SELECTED EXTRACT:
----------

Nokia 206 is an entry level dual-SIM mobile phone from Nokia. It was announced alongside the Nokia Asha 205 in November 2012 and was first released in January 2013. It is the successor to the Nokia Asha 200 and the Nokia Asha 201. However, the 206 is not an Asha device.

Appearance 
The colors introduced to this phone are very vivid and are very similar to the ongoing trend to Nokia's Lumia series. The selected colors are cyan, magenta, yellow, black and white. The device has 'uni colored' body rather than combination. The 206's back design is similar to the Nokia Lumia 920, but the difference is that the Nokia 206s is made by plastic, Lumia 920s is made by zirconium boride .

----------

DATASET:
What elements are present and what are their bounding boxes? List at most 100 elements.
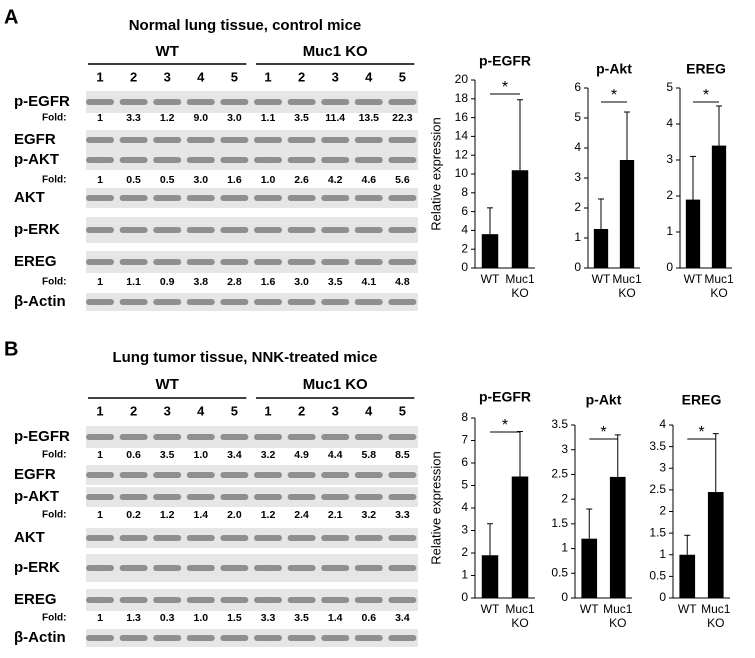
blot-band bbox=[153, 494, 182, 500]
fold-value: 1 bbox=[97, 276, 103, 288]
blot-band bbox=[388, 535, 417, 541]
blot-strip bbox=[86, 426, 418, 448]
y-tick-label: 4 bbox=[461, 500, 468, 514]
y-tick-label: 6 bbox=[461, 204, 468, 218]
blot-band bbox=[354, 157, 383, 163]
blot-band bbox=[220, 137, 249, 143]
blot-band bbox=[388, 597, 417, 603]
blot-band bbox=[254, 157, 282, 163]
blot-strip bbox=[86, 293, 418, 311]
blot-band bbox=[321, 535, 350, 541]
blot-band bbox=[388, 227, 417, 233]
blot-band bbox=[287, 597, 316, 603]
fold-value: 3.3 bbox=[261, 612, 276, 624]
y-tick-label: 1 bbox=[659, 547, 666, 561]
blot-band bbox=[354, 99, 383, 105]
blot-band bbox=[220, 535, 249, 541]
blot-band bbox=[186, 195, 215, 201]
blot-band bbox=[321, 434, 350, 440]
bar bbox=[593, 229, 609, 268]
error-bar bbox=[586, 508, 593, 539]
blot-band bbox=[153, 565, 182, 571]
y-tick-label: 5 bbox=[574, 110, 581, 124]
fold-value: 2.0 bbox=[227, 509, 242, 521]
y-tick-label: 3 bbox=[659, 460, 666, 474]
blot-band bbox=[119, 434, 148, 440]
panel-letter: A bbox=[4, 6, 18, 28]
blot-band bbox=[86, 137, 114, 143]
blot-band bbox=[321, 195, 350, 201]
blot-band bbox=[254, 195, 282, 201]
blot-band bbox=[388, 299, 417, 305]
blot-band bbox=[354, 227, 383, 233]
blot-band bbox=[287, 535, 316, 541]
fold-value: 3.5 bbox=[328, 276, 343, 288]
blot-strip bbox=[86, 629, 418, 647]
fold-value: 1.3 bbox=[126, 612, 141, 624]
blot-strip bbox=[86, 465, 418, 485]
y-tick-label: 7 bbox=[461, 433, 468, 447]
blot-band bbox=[254, 535, 282, 541]
fold-value: 1.1 bbox=[126, 276, 141, 288]
bar bbox=[711, 145, 727, 268]
blot-strip bbox=[86, 487, 418, 507]
x-tick-label: WT bbox=[580, 602, 599, 616]
fold-value: 3.5 bbox=[294, 112, 309, 124]
bar bbox=[511, 476, 529, 598]
y-tick-label: 8 bbox=[461, 410, 468, 424]
bar bbox=[685, 199, 701, 268]
fold-value: 5.6 bbox=[395, 174, 410, 186]
fold-label: Fold: bbox=[42, 613, 66, 624]
lane-label: 4 bbox=[365, 403, 373, 418]
blot-band bbox=[86, 472, 114, 478]
significance-star: * bbox=[698, 424, 704, 441]
fold-value: 1 bbox=[97, 509, 103, 521]
blot-band bbox=[287, 259, 316, 265]
blot-band bbox=[119, 157, 148, 163]
blot-band bbox=[86, 157, 114, 163]
y-tick-label: 0 bbox=[574, 260, 581, 274]
blot-band bbox=[186, 494, 215, 500]
fold-value: 1.0 bbox=[193, 449, 208, 461]
blot-band bbox=[153, 137, 182, 143]
blot-band bbox=[354, 565, 383, 571]
panel-letter: B bbox=[4, 338, 18, 360]
y-tick-label: 14 bbox=[455, 129, 469, 143]
fold-value: 3.0 bbox=[193, 174, 208, 186]
y-tick-label: 6 bbox=[461, 455, 468, 469]
blot-strip bbox=[86, 130, 418, 150]
blot-band bbox=[220, 494, 249, 500]
y-tick-label: 1.5 bbox=[551, 516, 568, 530]
y-tick-label: 0.5 bbox=[649, 569, 666, 583]
blot-band bbox=[119, 597, 148, 603]
fold-value: 3.0 bbox=[227, 112, 242, 124]
fold-value: 3.8 bbox=[193, 276, 208, 288]
blot-band bbox=[354, 137, 383, 143]
chart-title: p-Akt bbox=[596, 61, 632, 77]
fold-label: Fold: bbox=[42, 510, 66, 521]
blot-band bbox=[354, 259, 383, 265]
lane-label: 1 bbox=[264, 69, 271, 84]
chart-title: EREG bbox=[682, 392, 722, 408]
blot-band bbox=[388, 137, 417, 143]
blot-band bbox=[388, 99, 417, 105]
fold-label: Fold: bbox=[42, 277, 66, 288]
blot-band bbox=[287, 227, 316, 233]
blot-band bbox=[287, 99, 316, 105]
lane-label: 3 bbox=[164, 403, 171, 418]
error-bar bbox=[487, 523, 493, 556]
blot-band bbox=[220, 597, 249, 603]
fold-value: 1.6 bbox=[227, 174, 242, 186]
x-tick-label: Muc1 KO bbox=[701, 602, 731, 630]
blot-band bbox=[86, 227, 114, 233]
blot-strip bbox=[86, 188, 418, 208]
fold-value: 4.8 bbox=[395, 276, 410, 288]
lane-label: 1 bbox=[264, 403, 271, 418]
blot-band bbox=[119, 472, 148, 478]
y-tick-label: 3.5 bbox=[551, 417, 568, 431]
fold-value: 3.4 bbox=[395, 612, 410, 624]
row-label: β-Actin bbox=[14, 293, 66, 310]
blot-band bbox=[254, 494, 282, 500]
blot-band bbox=[186, 535, 215, 541]
lane-label: 4 bbox=[197, 69, 205, 84]
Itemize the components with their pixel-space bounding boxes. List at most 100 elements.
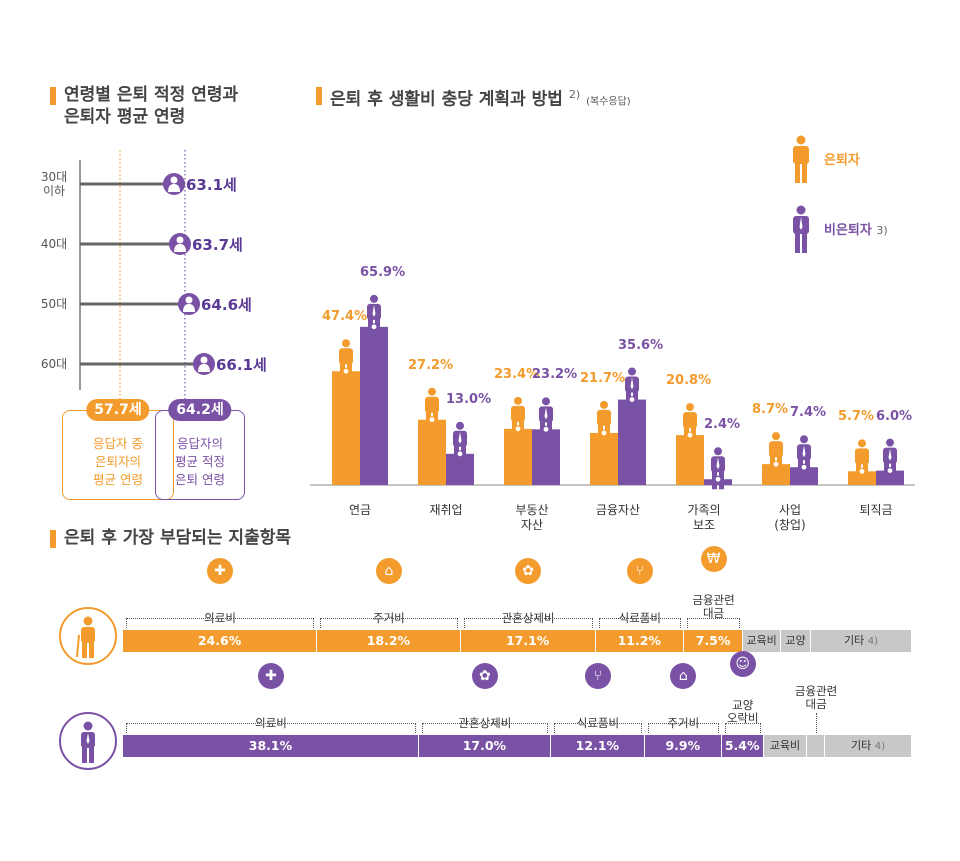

----------

DIRECTIVES:
• a. Extract the portion of the passage on the Nokia 206 between "Nokia 206 is" and "zirconium boride .", inclusive.
• b. Copy the lines of the entries between the line holding "blot-band bbox=[153, 494, 182, 500]" and the line holding "blot-band bbox=[321, 535, 350, 541]", inclusive.
The passage on the Nokia 206 and the entries are unrelated to each other.

RESULTS:
• a.
Nokia 206 is an entry level dual-SIM mobile phone from Nokia. It was announced alongside the Nokia Asha 205 in November 2012 and was first released in January 2013. It is the successor to the Nokia Asha 200 and the Nokia Asha 201. However, the 206 is not an Asha device.

Appearance 
The colors introduced to this phone are very vivid and are very similar to the ongoing trend to Nokia's Lumia series. The selected colors are cyan, magenta, yellow, black and white. The device has 'uni colored' body rather than combination. The 206's back design is similar to the Nokia Lumia 920, but the difference is that the Nokia 206s is made by plastic, Lumia 920s is made by zirconium boride .

• b.
blot-band bbox=[153, 494, 182, 500]
fold-value: 1 bbox=[97, 276, 103, 288]
blot-band bbox=[388, 535, 417, 541]
blot-strip bbox=[86, 426, 418, 448]
y-tick-label: 4 bbox=[461, 500, 468, 514]
y-tick-label: 6 bbox=[461, 204, 468, 218]
blot-band bbox=[354, 157, 383, 163]
blot-band bbox=[220, 137, 249, 143]
blot-band bbox=[388, 597, 417, 603]
blot-band bbox=[254, 157, 282, 163]
blot-strip bbox=[86, 293, 418, 311]
blot-band bbox=[321, 535, 350, 541]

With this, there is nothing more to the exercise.